## EXERCISE AIM
When a line in the entries below contains the word "epidemic", copy that line.

## DATA SECTION
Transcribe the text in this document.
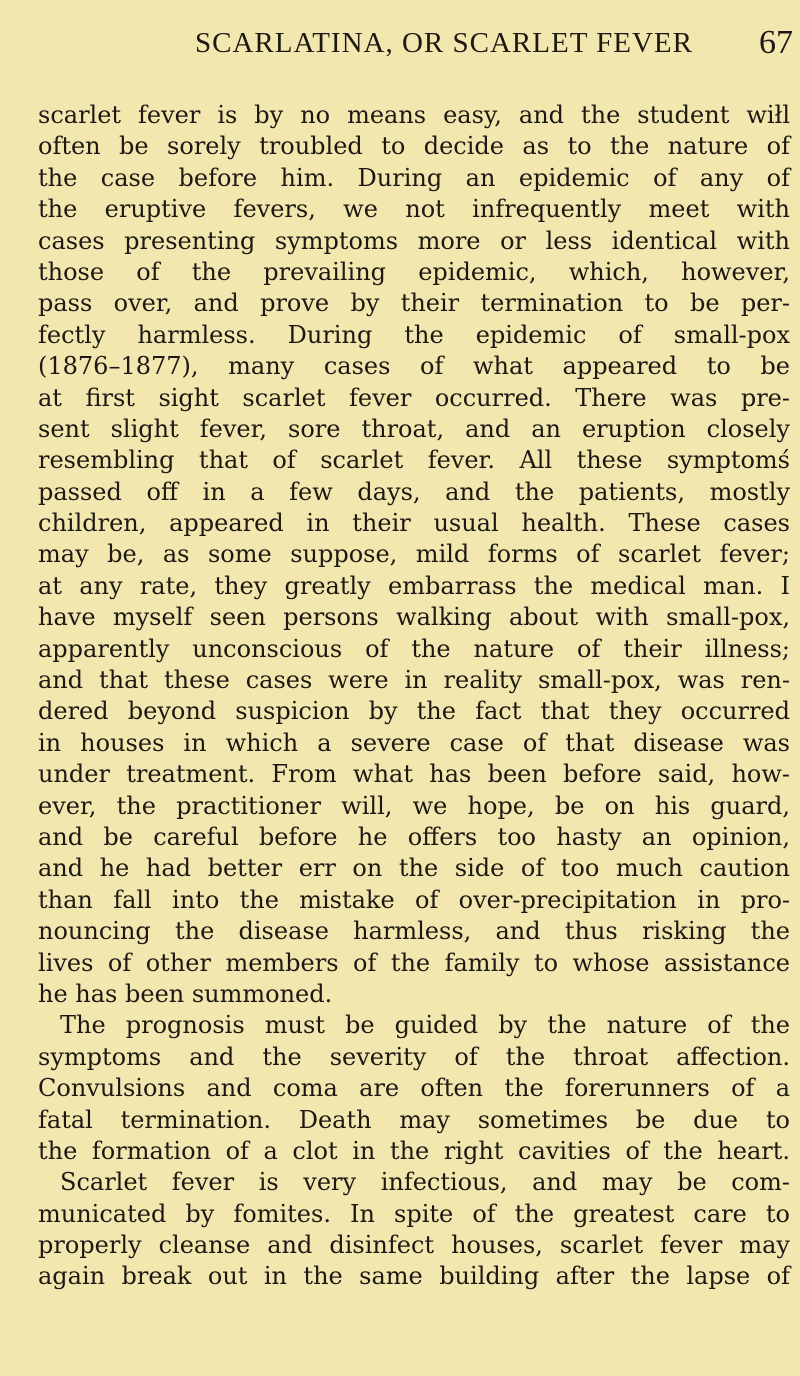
SCARLATINA, OR SCARLET FEVER	67
scarlet fever is by no means easy, and the student wiłl
often be sorely troubled to decide as to the nature of
the case before him. During an epidemic of any of
the eruptive fevers, we not infrequently meet with
cases presenting symptoms more or less identical with
those of the prevailing epidemic, which, however,
pass over, and prove by their termination to be per-
fectly harmless. During the epidemic of small-pox
(1876–1877), many cases of what appeared to be
at first sight scarlet fever occurred. There was pre-
sent slight fever, sore throat, and an eruption closely
resembling that of scarlet fever. All these symptomś
passed off in a few days, and the patients, mostly
children, appeared in their usual health. These cases
may be, as some suppose, mild forms of scarlet fever;
at any rate, they greatly embarrass the medical man. I
have myself seen persons walking about with small-pox,
apparently unconscious of the nature of their illness;
and that these cases were in reality small-pox, was ren-
dered beyond suspicion by the fact that they occurred
in houses in which a severe case of that disease was
under treatment. From what has been before said, how-
ever, the practitioner will, we hope, be on his guard,
and be careful before he offers too hasty an opinion,
and he had better err on the side of too much caution
than fall into the mistake of over-precipitation in pro-
nouncing the disease harmless, and thus risking the
lives of other members of the family to whose assistance
he has been summoned.
The prognosis must be guided by the nature of the
symptoms and the severity of the throat affection.
Convulsions and coma are often the forerunners of a
fatal termination. Death may sometimes be due to
the formation of a clot in the right cavities of the heart.
Scarlet fever is very infectious, and may be com-
municated by fomites. In spite of the greatest care to
properly cleanse and disinfect houses, scarlet fever may
again break out in the same building after the lapse of
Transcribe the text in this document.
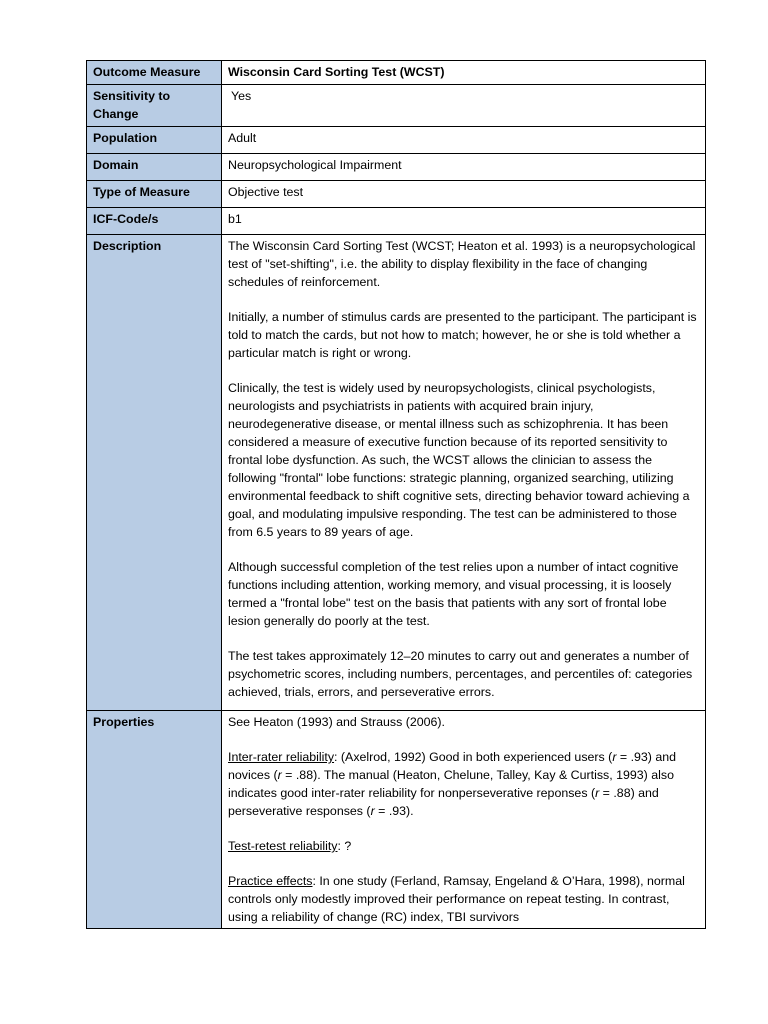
Outcome Measure	Wisconsin Card Sorting Test (WCST)
Sensitivity to Change	Yes
Population	Adult
Domain	Neuropsychological Impairment
Type of Measure	Objective test
ICF-Code/s	b1
Description	The Wisconsin Card Sorting Test (WCST; Heaton et al. 1993) is a neuropsychological test of "set-shifting", i.e. the ability to display flexibility in the face of changing schedules of reinforcement.

Initially, a number of stimulus cards are presented to the participant. The participant is told to match the cards, but not how to match; however, he or she is told whether a particular match is right or wrong.

Clinically, the test is widely used by neuropsychologists, clinical psychologists, neurologists and psychiatrists in patients with acquired brain injury, neurodegenerative disease, or mental illness such as schizophrenia. It has been considered a measure of executive function because of its reported sensitivity to frontal lobe dysfunction. As such, the WCST allows the clinician to assess the following "frontal" lobe functions: strategic planning, organized searching, utilizing environmental feedback to shift cognitive sets, directing behavior toward achieving a goal, and modulating impulsive responding. The test can be administered to those from 6.5 years to 89 years of age.

Although successful completion of the test relies upon a number of intact cognitive functions including attention, working memory, and visual processing, it is loosely termed a "frontal lobe" test on the basis that patients with any sort of frontal lobe lesion generally do poorly at the test.

The test takes approximately 12–20 minutes to carry out and generates a number of psychometric scores, including numbers, percentages, and percentiles of: categories achieved, trials, errors, and perseverative errors.

Properties	See Heaton (1993) and Strauss (2006).

Inter-rater reliability: (Axelrod, 1992) Good in both experienced users (r = .93) and novices (r = .88). The manual (Heaton, Chelune, Talley, Kay & Curtiss, 1993) also indicates good inter-rater reliability for nonperseverative reponses (r = .88) and perseverative responses (r = .93).

Test-retest reliability: ?

Practice effects: In one study (Ferland, Ramsay, Engeland & O’Hara, 1998), normal controls only modestly improved their performance on repeat testing. In contrast, using a reliability of change (RC) index, TBI survivors
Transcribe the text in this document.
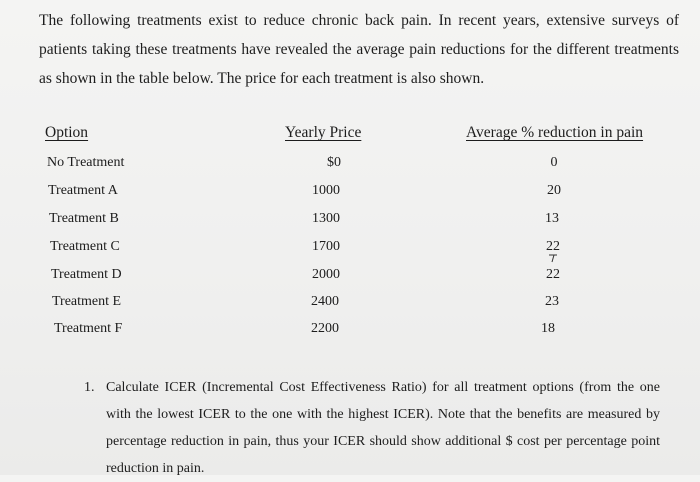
The following treatments exist to reduce chronic back pain. In recent years, extensive surveys of patients taking these treatments have revealed the average pain reductions for the different treatments as shown in the table below. The price for each treatment is also shown.
Option	Yearly Price	Average % reduction in pain
No Treatment	$0	0
Treatment A	1000	20
Treatment B	1300	13
Treatment C	1700	22
Treatment D	2000	22
Treatment E	2400	23
Treatment F	2200	18
1. Calculate ICER (Incremental Cost Effectiveness Ratio) for all treatment options (from the one with the lowest ICER to the one with the highest ICER). Note that the benefits are measured by percentage reduction in pain, thus your ICER should show additional $ cost per percentage point reduction in pain.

## RESULT FOR THIS TASK
the case before him. During an epidemic of any of
those of the prevailing epidemic, which, however,
fectly harmless. During the epidemic of small-pox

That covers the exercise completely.